___ LISTED RECORDS

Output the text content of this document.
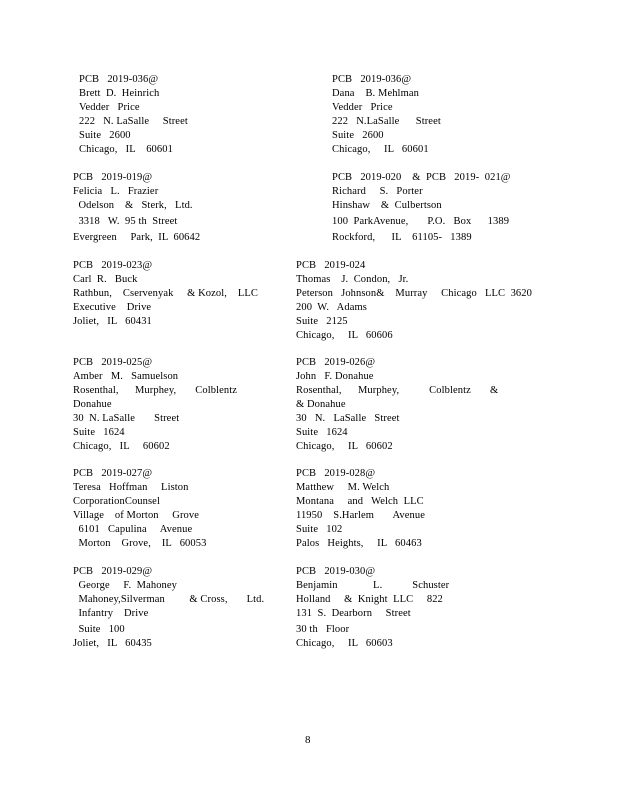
PCB   2019-036@
Brett  D.  Heinrich
Vedder   Price
222   N. LaSalle     Street
Suite   2600
Chicago,   IL    60601
PCB   2019-036@
Dana    B. Mehlman
Vedder   Price
222   N.LaSalle      Street
Suite   2600
Chicago,     IL   60601
PCB   2019-019@
Felicia   L.   Frazier
Odelson    &   Sterk,   Ltd.
3318   W.  95 th  Street
Evergreen     Park,  IL  60642
PCB   2019-020    &  PCB   2019-  021@
Richard     S.   Porter
Hinshaw    &  Culbertson
100  ParkAvenue,       P.O.   Box      1389
Rockford,      IL    61105-   1389
PCB   2019-023@
Carl  R.   Buck
Rathbun,    Cservenyak     & Kozol,    LLC
Executive    Drive
Joliet,   IL   60431
PCB   2019-024
Thomas    J.  Condon,   Jr.
Peterson   Johnson&    Murray     Chicago   LLC  3620
200  W.   Adams
Suite   2125
Chicago,     IL   60606
PCB   2019-025@
Amber   M.   Samuelson
Rosenthal,      Murphey,       Colblentz
Donahue
30  N. LaSalle       Street
Suite   1624
Chicago,   IL     60602
PCB   2019-026@
John   F. Donahue
Rosenthal,      Murphey,           Colblentz       &
& Donahue
30   N.   LaSalle   Street
Suite   1624
Chicago,     IL   60602
PCB   2019-027@
Teresa   Hoffman     Liston
CorporationCounsel
Village    of Morton     Grove
6101   Capulina     Avenue
Morton    Grove,    IL   60053
PCB   2019-028@
Matthew     M. Welch
Montana     and   Welch  LLC
11950    S.Harlem       Avenue
Suite   102
Palos   Heights,     IL   60463
PCB   2019-029@
George     F.  Mahoney
Mahoney,Silverman         & Cross,       Ltd.
Infantry    Drive
Suite   100
Joliet,   IL   60435
PCB   2019-030@
Benjamin             L.           Schuster
Holland     &  Knight  LLC     822
131  S.  Dearborn     Street
30 th   Floor
Chicago,     IL   60603
8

______

### [PROBLEM TO SOLVE]
Write the entries above out in full, exactly, with no images.

### [RESPONSE TO THIS TASK]
Output the text content of this document.
PCB   2019-036@
Brett  D.  Heinrich
Vedder   Price
222   N. LaSalle     Street
Suite   2600
Chicago,   IL    60601
PCB   2019-036@
Dana    B. Mehlman
Vedder   Price
222   N.LaSalle      Street
Suite   2600
Chicago,     IL   60601
PCB   2019-019@
Felicia   L.   Frazier
Odelson    &   Sterk,   Ltd.
3318   W.  95 th  Street
Evergreen     Park,  IL  60642
PCB   2019-020    &  PCB   2019-  021@
Richard     S.   Porter
Hinshaw    &  Culbertson
100  ParkAvenue,       P.O.   Box      1389
Rockford,      IL    61105-   1389
PCB   2019-023@
Carl  R.   Buck
Rathbun,    Cservenyak     & Kozol,    LLC
Executive    Drive
Joliet,   IL   60431
PCB   2019-024
Thomas    J.  Condon,   Jr.
Peterson   Johnson&    Murray     Chicago   LLC  3620
200  W.   Adams
Suite   2125
Chicago,     IL   60606
PCB   2019-025@
Amber   M.   Samuelson
Rosenthal,      Murphey,       Colblentz
Donahue
30  N. LaSalle       Street
Suite   1624
Chicago,   IL     60602
PCB   2019-026@
John   F. Donahue
Rosenthal,      Murphey,           Colblentz       &
& Donahue
30   N.   LaSalle   Street
Suite   1624
Chicago,     IL   60602
PCB   2019-027@
Teresa   Hoffman     Liston
CorporationCounsel
Village    of Morton     Grove
6101   Capulina     Avenue
Morton    Grove,    IL   60053
PCB   2019-028@
Matthew     M. Welch
Montana     and   Welch  LLC
11950    S.Harlem       Avenue
Suite   102
Palos   Heights,     IL   60463
PCB   2019-029@
George     F.  Mahoney
Mahoney,Silverman         & Cross,       Ltd.
Infantry    Drive
Suite   100
Joliet,   IL   60435
PCB   2019-030@
Benjamin             L.           Schuster
Holland     &  Knight  LLC     822
131  S.  Dearborn     Street
30 th   Floor
Chicago,     IL   60603
8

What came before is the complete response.